§ Work instructions:
Present the following entries again, word for word and in full.
START
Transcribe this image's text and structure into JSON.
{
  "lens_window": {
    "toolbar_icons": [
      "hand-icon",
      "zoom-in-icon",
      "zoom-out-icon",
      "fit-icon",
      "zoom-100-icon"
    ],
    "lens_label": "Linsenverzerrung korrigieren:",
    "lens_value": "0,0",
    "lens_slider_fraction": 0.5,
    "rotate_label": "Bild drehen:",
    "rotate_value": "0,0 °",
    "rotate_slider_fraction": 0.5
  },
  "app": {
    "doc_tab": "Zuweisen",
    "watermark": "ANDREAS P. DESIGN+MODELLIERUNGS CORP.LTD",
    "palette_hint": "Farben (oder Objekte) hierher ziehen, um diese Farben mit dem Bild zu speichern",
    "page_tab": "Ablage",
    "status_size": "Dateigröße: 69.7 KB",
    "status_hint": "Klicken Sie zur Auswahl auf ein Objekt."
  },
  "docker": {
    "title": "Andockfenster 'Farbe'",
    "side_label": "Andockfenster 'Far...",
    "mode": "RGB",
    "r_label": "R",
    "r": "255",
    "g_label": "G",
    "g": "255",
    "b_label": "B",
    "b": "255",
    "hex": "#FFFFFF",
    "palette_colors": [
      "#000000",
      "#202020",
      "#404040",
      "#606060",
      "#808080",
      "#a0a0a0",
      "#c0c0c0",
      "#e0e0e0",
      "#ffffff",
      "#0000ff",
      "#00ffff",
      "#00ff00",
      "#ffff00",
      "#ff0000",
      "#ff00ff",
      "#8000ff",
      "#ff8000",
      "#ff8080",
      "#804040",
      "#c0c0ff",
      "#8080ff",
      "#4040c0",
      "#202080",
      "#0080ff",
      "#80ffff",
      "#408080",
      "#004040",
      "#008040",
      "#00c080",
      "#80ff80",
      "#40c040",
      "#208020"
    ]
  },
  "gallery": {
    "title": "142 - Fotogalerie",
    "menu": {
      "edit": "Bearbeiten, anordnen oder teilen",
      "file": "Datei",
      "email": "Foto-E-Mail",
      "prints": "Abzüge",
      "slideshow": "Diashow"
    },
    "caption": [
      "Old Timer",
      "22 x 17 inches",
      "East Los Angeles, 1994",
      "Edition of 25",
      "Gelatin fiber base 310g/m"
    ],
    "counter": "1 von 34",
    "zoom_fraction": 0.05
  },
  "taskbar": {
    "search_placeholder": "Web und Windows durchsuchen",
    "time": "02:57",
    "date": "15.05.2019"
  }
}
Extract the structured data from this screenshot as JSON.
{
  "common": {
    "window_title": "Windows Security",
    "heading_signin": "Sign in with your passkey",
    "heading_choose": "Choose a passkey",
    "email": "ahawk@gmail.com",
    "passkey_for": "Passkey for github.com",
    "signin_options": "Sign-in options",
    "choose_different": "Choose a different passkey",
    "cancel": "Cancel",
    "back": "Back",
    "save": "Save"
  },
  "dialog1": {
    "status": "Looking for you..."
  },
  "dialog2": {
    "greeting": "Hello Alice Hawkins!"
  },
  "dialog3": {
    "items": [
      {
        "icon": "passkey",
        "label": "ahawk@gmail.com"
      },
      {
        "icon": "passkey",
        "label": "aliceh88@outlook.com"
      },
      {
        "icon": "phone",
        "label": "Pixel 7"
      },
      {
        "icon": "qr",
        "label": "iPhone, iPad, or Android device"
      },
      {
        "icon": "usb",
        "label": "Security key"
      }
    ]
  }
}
END
§ Answer to the task:
Transcribe this image's text and structure into JSON.
{
  "lens_window": {
    "toolbar_icons": [
      "hand-icon",
      "zoom-in-icon",
      "zoom-out-icon",
      "fit-icon",
      "zoom-100-icon"
    ],
    "lens_label": "Linsenverzerrung korrigieren:",
    "lens_value": "0,0",
    "lens_slider_fraction": 0.5,
    "rotate_label": "Bild drehen:",
    "rotate_value": "0,0 °",
    "rotate_slider_fraction": 0.5
  },
  "app": {
    "doc_tab": "Zuweisen",
    "watermark": "ANDREAS P. DESIGN+MODELLIERUNGS CORP.LTD",
    "palette_hint": "Farben (oder Objekte) hierher ziehen, um diese Farben mit dem Bild zu speichern",
    "page_tab": "Ablage",
    "status_size": "Dateigröße: 69.7 KB",
    "status_hint": "Klicken Sie zur Auswahl auf ein Objekt."
  },
  "docker": {
    "title": "Andockfenster 'Farbe'",
    "side_label": "Andockfenster 'Far...",
    "mode": "RGB",
    "r_label": "R",
    "r": "255",
    "g_label": "G",
    "g": "255",
    "b_label": "B",
    "b": "255",
    "hex": "#FFFFFF",
    "palette_colors": [
      "#000000",
      "#202020",
      "#404040",
      "#606060",
      "#808080",
      "#a0a0a0",
      "#c0c0c0",
      "#e0e0e0",
      "#ffffff",
      "#0000ff",
      "#00ffff",
      "#00ff00",
      "#ffff00",
      "#ff0000",
      "#ff00ff",
      "#8000ff",
      "#ff8000",
      "#ff8080",
      "#804040",
      "#c0c0ff",
      "#8080ff",
      "#4040c0",
      "#202080",
      "#0080ff",
      "#80ffff",
      "#408080",
      "#004040",
      "#008040",
      "#00c080",
      "#80ff80",
      "#40c040",
      "#208020"
    ]
  },
  "gallery": {
    "title": "142 - Fotogalerie",
    "menu": {
      "edit": "Bearbeiten, anordnen oder teilen",
      "file": "Datei",
      "email": "Foto-E-Mail",
      "prints": "Abzüge",
      "slideshow": "Diashow"
    },
    "caption": [
      "Old Timer",
      "22 x 17 inches",
      "East Los Angeles, 1994",
      "Edition of 25",
      "Gelatin fiber base 310g/m"
    ],
    "counter": "1 von 34",
    "zoom_fraction": 0.05
  },
  "taskbar": {
    "search_placeholder": "Web und Windows durchsuchen",
    "time": "02:57",
    "date": "15.05.2019"
  }
}
Extract the structured data from this screenshot as JSON.
{
  "common": {
    "window_title": "Windows Security",
    "heading_signin": "Sign in with your passkey",
    "heading_choose": "Choose a passkey",
    "email": "ahawk@gmail.com",
    "passkey_for": "Passkey for github.com",
    "signin_options": "Sign-in options",
    "choose_different": "Choose a different passkey",
    "cancel": "Cancel",
    "back": "Back",
    "save": "Save"
  },
  "dialog1": {
    "status": "Looking for you..."
  },
  "dialog2": {
    "greeting": "Hello Alice Hawkins!"
  },
  "dialog3": {
    "items": [
      {
        "icon": "passkey",
        "label": "ahawk@gmail.com"
      },
      {
        "icon": "passkey",
        "label": "aliceh88@outlook.com"
      },
      {
        "icon": "phone",
        "label": "Pixel 7"
      },
      {
        "icon": "qr",
        "label": "iPhone, iPad, or Android device"
      },
      {
        "icon": "usb",
        "label": "Security key"
      }
    ]
  }
}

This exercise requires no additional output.